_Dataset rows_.
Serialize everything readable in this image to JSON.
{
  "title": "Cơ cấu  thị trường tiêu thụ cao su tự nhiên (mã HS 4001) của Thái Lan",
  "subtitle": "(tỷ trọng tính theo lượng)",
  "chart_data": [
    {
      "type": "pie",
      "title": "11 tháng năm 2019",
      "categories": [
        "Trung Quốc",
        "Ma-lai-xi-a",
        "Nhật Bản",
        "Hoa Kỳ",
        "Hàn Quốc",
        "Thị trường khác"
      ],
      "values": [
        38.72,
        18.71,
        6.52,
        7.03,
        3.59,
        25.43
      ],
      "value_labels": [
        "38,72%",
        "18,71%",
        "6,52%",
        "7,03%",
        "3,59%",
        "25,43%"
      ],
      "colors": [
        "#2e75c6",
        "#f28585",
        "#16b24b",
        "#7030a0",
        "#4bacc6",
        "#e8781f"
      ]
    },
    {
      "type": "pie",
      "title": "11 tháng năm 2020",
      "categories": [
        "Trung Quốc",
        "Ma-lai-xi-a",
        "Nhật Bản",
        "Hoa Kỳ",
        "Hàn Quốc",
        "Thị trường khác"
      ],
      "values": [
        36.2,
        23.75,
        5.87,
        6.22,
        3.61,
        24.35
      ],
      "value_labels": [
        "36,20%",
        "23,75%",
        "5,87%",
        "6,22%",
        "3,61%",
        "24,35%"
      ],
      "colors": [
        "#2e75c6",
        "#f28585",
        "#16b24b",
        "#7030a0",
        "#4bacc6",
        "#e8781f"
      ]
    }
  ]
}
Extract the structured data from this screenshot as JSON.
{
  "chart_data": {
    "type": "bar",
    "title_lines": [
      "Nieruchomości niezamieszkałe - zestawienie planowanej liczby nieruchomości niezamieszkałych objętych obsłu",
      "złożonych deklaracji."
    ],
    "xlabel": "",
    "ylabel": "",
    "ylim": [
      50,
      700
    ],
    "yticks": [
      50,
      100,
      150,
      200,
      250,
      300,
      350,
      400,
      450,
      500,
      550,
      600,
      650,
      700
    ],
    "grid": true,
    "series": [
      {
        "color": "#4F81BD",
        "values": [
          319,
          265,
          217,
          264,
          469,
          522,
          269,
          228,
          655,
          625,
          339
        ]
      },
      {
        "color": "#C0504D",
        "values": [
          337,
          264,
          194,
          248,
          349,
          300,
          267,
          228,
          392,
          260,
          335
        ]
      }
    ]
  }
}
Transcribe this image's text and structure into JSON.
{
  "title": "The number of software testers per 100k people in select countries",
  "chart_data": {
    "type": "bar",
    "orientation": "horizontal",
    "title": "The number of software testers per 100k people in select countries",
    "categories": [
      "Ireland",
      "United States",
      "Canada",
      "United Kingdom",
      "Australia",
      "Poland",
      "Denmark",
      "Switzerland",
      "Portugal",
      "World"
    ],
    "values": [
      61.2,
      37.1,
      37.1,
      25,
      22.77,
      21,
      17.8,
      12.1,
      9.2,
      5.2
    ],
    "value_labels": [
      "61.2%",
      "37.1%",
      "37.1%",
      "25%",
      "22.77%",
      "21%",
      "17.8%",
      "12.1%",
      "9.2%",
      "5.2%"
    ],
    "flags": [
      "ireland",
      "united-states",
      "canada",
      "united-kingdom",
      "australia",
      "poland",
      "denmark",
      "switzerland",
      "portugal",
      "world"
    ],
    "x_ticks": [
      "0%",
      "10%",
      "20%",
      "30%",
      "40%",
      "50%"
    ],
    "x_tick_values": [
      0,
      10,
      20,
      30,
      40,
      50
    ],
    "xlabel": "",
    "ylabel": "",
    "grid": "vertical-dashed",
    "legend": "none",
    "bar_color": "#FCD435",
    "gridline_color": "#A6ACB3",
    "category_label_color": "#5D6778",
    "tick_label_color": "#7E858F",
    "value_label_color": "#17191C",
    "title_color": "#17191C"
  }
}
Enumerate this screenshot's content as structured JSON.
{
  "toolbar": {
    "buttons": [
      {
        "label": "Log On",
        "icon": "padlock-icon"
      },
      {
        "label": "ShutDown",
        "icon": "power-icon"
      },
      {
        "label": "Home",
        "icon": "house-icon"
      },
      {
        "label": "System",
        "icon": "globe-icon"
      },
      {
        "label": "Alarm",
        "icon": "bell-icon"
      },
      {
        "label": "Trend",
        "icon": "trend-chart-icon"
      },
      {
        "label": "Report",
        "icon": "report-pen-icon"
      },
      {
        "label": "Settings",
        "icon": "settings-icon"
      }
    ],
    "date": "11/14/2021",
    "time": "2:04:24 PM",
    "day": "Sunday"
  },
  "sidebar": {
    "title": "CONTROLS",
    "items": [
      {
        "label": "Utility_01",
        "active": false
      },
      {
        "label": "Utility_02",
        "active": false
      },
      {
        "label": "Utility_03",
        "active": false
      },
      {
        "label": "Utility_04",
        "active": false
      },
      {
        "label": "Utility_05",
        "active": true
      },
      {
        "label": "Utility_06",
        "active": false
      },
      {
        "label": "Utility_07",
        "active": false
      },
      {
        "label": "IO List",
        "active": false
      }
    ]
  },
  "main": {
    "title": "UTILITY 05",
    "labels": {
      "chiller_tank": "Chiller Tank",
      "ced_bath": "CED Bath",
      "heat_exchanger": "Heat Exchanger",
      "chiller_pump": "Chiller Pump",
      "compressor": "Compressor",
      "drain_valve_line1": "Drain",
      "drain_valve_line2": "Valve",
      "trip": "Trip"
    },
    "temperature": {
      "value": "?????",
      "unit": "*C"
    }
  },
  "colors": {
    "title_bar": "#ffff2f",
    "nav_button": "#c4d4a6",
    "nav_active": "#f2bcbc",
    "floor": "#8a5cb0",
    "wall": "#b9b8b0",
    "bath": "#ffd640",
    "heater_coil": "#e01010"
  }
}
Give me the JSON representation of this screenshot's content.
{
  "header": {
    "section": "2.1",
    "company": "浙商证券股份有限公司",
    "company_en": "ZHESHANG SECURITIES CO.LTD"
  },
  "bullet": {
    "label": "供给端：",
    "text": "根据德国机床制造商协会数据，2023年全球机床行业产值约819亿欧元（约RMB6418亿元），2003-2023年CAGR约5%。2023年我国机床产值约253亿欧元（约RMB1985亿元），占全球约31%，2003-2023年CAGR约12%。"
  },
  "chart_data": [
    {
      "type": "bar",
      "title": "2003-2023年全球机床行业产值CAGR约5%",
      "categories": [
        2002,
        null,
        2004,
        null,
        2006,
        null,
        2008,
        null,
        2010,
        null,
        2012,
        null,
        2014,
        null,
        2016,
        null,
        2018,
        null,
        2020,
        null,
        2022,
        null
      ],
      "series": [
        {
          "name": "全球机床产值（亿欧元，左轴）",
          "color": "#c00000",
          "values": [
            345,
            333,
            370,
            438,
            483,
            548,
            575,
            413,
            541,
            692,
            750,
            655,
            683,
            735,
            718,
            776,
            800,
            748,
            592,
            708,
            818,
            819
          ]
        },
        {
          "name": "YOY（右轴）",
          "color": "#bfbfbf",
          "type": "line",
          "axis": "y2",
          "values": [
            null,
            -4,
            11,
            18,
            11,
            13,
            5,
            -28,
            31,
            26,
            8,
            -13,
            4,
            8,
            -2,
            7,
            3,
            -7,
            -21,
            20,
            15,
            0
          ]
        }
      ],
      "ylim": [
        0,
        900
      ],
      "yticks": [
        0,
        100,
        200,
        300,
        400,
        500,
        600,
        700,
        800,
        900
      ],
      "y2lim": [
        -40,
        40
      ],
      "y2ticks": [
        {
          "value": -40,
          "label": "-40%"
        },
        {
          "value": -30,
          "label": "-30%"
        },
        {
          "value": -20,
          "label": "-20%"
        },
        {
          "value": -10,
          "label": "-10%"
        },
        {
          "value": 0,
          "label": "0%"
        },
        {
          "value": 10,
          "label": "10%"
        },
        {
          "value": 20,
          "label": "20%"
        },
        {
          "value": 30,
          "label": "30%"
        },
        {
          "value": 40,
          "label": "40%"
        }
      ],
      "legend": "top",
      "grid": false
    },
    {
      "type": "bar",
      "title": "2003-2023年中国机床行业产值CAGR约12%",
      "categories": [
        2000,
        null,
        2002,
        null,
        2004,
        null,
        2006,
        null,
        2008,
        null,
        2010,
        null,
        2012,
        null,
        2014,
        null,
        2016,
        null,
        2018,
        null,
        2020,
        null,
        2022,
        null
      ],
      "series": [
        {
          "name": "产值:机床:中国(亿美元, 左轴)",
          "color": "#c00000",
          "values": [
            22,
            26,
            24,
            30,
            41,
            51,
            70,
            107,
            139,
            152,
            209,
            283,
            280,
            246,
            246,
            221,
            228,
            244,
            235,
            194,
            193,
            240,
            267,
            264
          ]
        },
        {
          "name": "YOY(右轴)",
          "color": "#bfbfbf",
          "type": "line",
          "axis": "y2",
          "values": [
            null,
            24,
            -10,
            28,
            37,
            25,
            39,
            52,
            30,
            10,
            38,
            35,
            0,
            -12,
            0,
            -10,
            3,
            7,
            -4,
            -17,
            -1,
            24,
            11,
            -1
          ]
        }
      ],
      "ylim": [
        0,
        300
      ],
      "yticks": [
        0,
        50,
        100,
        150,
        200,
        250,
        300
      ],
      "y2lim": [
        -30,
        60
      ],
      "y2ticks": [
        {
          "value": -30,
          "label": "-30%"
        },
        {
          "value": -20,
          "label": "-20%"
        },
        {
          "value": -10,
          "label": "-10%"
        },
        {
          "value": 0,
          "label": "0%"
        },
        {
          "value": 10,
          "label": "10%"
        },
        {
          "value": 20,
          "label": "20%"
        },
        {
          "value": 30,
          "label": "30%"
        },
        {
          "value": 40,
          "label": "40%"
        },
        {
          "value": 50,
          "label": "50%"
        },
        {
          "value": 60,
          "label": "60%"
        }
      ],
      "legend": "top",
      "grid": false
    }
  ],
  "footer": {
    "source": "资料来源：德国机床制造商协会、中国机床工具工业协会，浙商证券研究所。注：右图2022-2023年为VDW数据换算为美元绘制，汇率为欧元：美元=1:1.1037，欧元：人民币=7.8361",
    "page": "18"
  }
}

_WHAT IS BEING ASKED_. Return every line above in which the string "number" occurs.

_EXERCISE OUTPUT_.
  "title": "The number of software testers per 100k people in select countries",
    "title": "The number of software testers per 100k people in select countries",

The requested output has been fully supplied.